Directions: Transcribe every entry below word for word, but skip the pictures.

Collected data
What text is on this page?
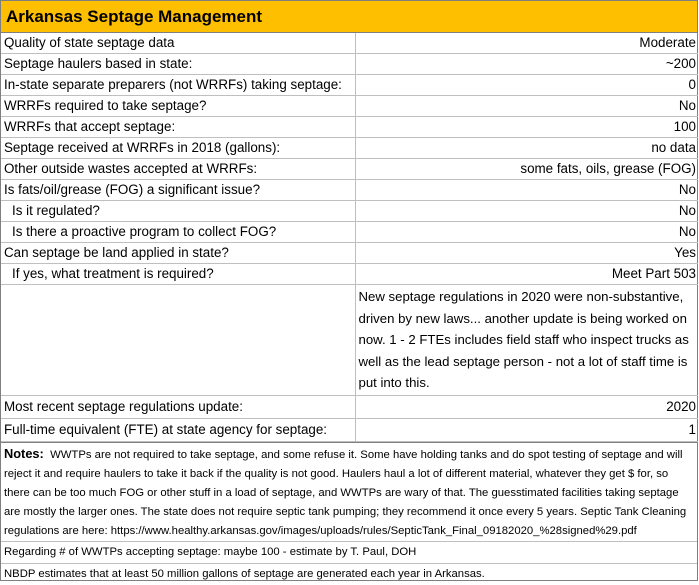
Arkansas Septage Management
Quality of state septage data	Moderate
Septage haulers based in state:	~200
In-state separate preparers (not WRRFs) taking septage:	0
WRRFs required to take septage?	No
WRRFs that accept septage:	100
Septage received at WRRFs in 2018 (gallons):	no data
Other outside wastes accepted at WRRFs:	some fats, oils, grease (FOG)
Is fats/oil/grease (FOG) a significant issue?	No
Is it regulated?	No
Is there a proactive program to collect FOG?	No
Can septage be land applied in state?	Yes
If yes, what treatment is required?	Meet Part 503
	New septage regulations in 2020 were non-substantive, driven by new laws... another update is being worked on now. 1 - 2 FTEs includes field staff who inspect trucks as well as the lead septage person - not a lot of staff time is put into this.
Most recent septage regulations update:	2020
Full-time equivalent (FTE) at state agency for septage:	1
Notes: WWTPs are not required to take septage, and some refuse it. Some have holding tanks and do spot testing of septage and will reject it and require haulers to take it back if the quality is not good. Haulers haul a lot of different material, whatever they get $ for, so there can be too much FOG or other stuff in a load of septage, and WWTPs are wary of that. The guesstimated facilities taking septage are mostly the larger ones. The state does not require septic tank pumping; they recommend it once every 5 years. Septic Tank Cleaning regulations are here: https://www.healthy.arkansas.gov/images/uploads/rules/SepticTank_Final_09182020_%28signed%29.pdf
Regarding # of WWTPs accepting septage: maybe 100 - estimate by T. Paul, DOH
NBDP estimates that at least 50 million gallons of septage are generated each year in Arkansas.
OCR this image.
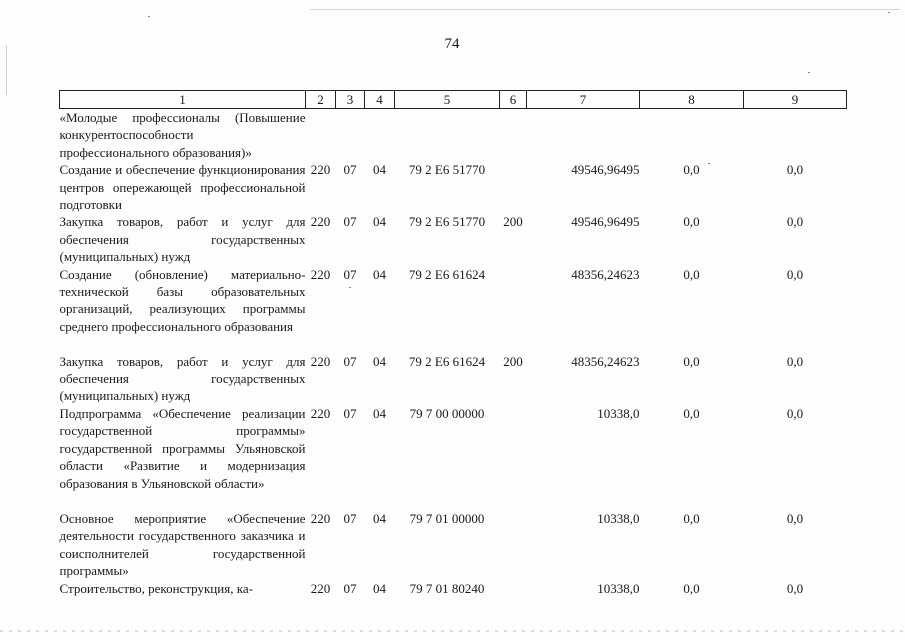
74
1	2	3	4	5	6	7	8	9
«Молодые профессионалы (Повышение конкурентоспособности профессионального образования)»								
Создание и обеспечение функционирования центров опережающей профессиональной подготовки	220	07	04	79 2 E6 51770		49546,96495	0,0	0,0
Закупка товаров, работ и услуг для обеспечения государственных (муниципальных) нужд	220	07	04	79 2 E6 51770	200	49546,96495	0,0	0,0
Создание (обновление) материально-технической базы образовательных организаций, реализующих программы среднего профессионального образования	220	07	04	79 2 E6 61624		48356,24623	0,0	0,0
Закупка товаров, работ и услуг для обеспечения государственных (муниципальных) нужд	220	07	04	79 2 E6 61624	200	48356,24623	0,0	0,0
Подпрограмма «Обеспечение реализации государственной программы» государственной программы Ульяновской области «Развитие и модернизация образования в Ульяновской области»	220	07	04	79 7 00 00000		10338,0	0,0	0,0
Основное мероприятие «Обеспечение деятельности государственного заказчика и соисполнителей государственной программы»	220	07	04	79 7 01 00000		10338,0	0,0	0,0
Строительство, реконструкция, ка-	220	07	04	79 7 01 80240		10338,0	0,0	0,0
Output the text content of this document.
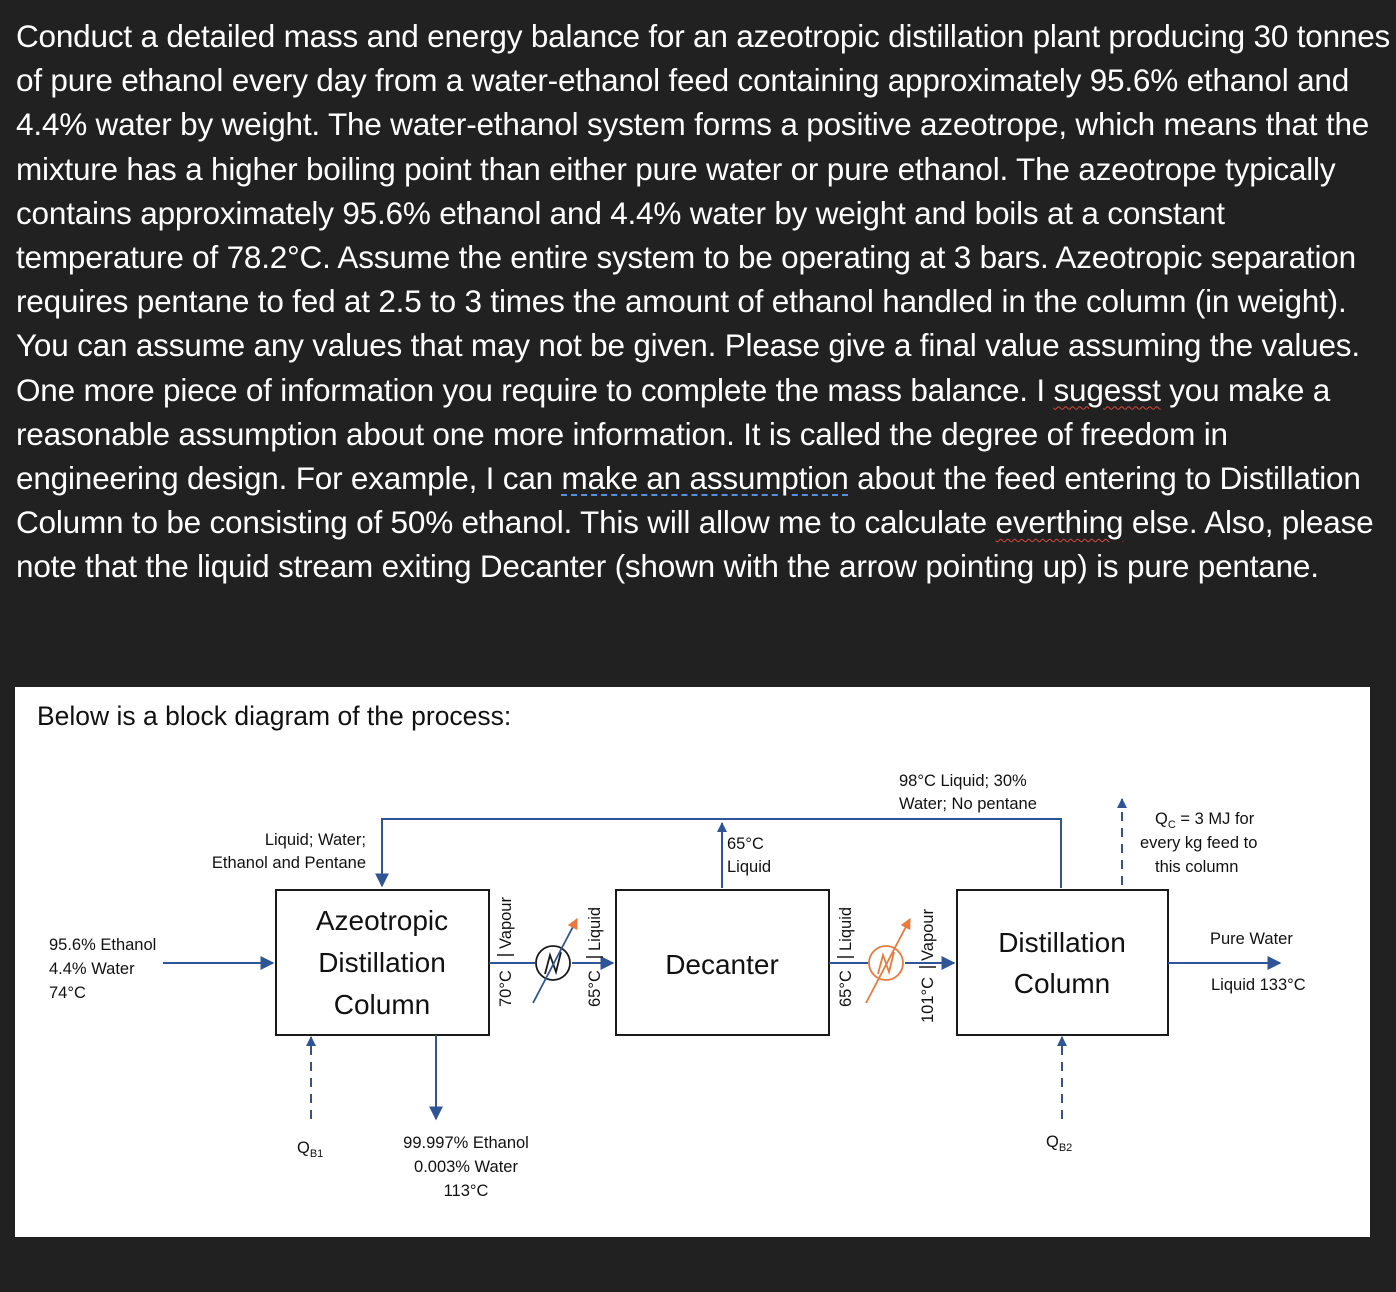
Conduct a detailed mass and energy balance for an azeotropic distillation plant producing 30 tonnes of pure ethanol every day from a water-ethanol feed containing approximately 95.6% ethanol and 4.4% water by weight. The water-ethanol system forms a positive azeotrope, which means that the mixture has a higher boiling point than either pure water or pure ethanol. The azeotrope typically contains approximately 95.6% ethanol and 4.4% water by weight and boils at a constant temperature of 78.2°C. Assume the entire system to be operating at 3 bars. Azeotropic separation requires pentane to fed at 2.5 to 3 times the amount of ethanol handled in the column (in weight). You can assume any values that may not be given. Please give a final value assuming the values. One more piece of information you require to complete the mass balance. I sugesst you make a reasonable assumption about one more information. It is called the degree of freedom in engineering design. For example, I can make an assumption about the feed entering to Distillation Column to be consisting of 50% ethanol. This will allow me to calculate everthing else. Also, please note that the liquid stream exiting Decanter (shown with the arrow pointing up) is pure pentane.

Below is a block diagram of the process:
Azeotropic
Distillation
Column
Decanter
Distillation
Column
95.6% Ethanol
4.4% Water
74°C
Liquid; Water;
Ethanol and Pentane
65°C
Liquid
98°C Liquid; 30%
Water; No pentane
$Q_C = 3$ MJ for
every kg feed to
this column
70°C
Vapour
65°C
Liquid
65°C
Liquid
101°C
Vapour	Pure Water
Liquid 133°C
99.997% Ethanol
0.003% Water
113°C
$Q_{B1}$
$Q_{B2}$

Result:
What text is on this page?
Arkansas Septage Management
Quality of state septage data	Moderate
Septage haulers based in state:	~200
In-state separate preparers (not WRRFs) taking septage:	0
WRRFs required to take septage?	No
WRRFs that accept septage:	100
Septage received at WRRFs in 2018 (gallons):	no data
Other outside wastes accepted at WRRFs:	some fats, oils, grease (FOG)
Is fats/oil/grease (FOG) a significant issue?	No
Is it regulated?	No
Is there a proactive program to collect FOG?	No
Can septage be land applied in state?	Yes
If yes, what treatment is required?	Meet Part 503
	New septage regulations in 2020 were non-substantive, driven by new laws... another update is being worked on now. 1 - 2 FTEs includes field staff who inspect trucks as well as the lead septage person - not a lot of staff time is put into this.
Most recent septage regulations update:	2020
Full-time equivalent (FTE) at state agency for septage:	1
Notes: WWTPs are not required to take septage, and some refuse it. Some have holding tanks and do spot testing of septage and will reject it and require haulers to take it back if the quality is not good. Haulers haul a lot of different material, whatever they get $ for, so there can be too much FOG or other stuff in a load of septage, and WWTPs are wary of that. The guesstimated facilities taking septage are mostly the larger ones. The state does not require septic tank pumping; they recommend it once every 5 years. Septic Tank Cleaning regulations are here: https://www.healthy.arkansas.gov/images/uploads/rules/SepticTank_Final_09182020_%28signed%29.pdf
Regarding # of WWTPs accepting septage: maybe 100 - estimate by T. Paul, DOH
NBDP estimates that at least 50 million gallons of septage are generated each year in Arkansas.
OCR this image.
74
1	2	3	4	5	6	7	8	9
«Молодые профессионалы (Повышение конкурентоспособности профессионального образования)»								
Создание и обеспечение функционирования центров опережающей профессиональной подготовки	220	07	04	79 2 E6 51770		49546,96495	0,0	0,0
Закупка товаров, работ и услуг для обеспечения государственных (муниципальных) нужд	220	07	04	79 2 E6 51770	200	49546,96495	0,0	0,0
Создание (обновление) материально-технической базы образовательных организаций, реализующих программы среднего профессионального образования	220	07	04	79 2 E6 61624		48356,24623	0,0	0,0
Закупка товаров, работ и услуг для обеспечения государственных (муниципальных) нужд	220	07	04	79 2 E6 61624	200	48356,24623	0,0	0,0
Подпрограмма «Обеспечение реализации государственной программы» государственной программы Ульяновской области «Развитие и модернизация образования в Ульяновской области»	220	07	04	79 7 00 00000		10338,0	0,0	0,0
Основное мероприятие «Обеспечение деятельности государственного заказчика и соисполнителей государственной программы»	220	07	04	79 7 01 00000		10338,0	0,0	0,0
Строительство, реконструкция, ка-	220	07	04	79 7 01 80240		10338,0	0,0	0,0
Output the text content of this document.
Conduct a detailed mass and energy balance for an azeotropic distillation plant producing 30 tonnes of pure ethanol every day from a water-ethanol feed containing approximately 95.6% ethanol and 4.4% water by weight. The water-ethanol system forms a positive azeotrope, which means that the mixture has a higher boiling point than either pure water or pure ethanol. The azeotrope typically contains approximately 95.6% ethanol and 4.4% water by weight and boils at a constant temperature of 78.2°C. Assume the entire system to be operating at 3 bars. Azeotropic separation requires pentane to fed at 2.5 to 3 times the amount of ethanol handled in the column (in weight). You can assume any values that may not be given. Please give a final value assuming the values. One more piece of information you require to complete the mass balance. I sugesst you make a reasonable assumption about one more information. It is called the degree of freedom in engineering design. For example, I can make an assumption about the feed entering to Distillation Column to be consisting of 50% ethanol. This will allow me to calculate everthing else. Also, please note that the liquid stream exiting Decanter (shown with the arrow pointing up) is pure pentane.

Below is a block diagram of the process:
Azeotropic
Distillation
Column
Decanter
Distillation
Column
95.6% Ethanol
4.4% Water
74°C
Liquid; Water;
Ethanol and Pentane
65°C
Liquid
98°C Liquid; 30%
Water; No pentane
$Q_C = 3$ MJ for
every kg feed to
this column
70°C
Vapour
65°C
Liquid
65°C
Liquid
101°C
Vapour	Pure Water
Liquid 133°C
99.997% Ethanol
0.003% Water
113°C
$Q_{B1}$
$Q_{B2}$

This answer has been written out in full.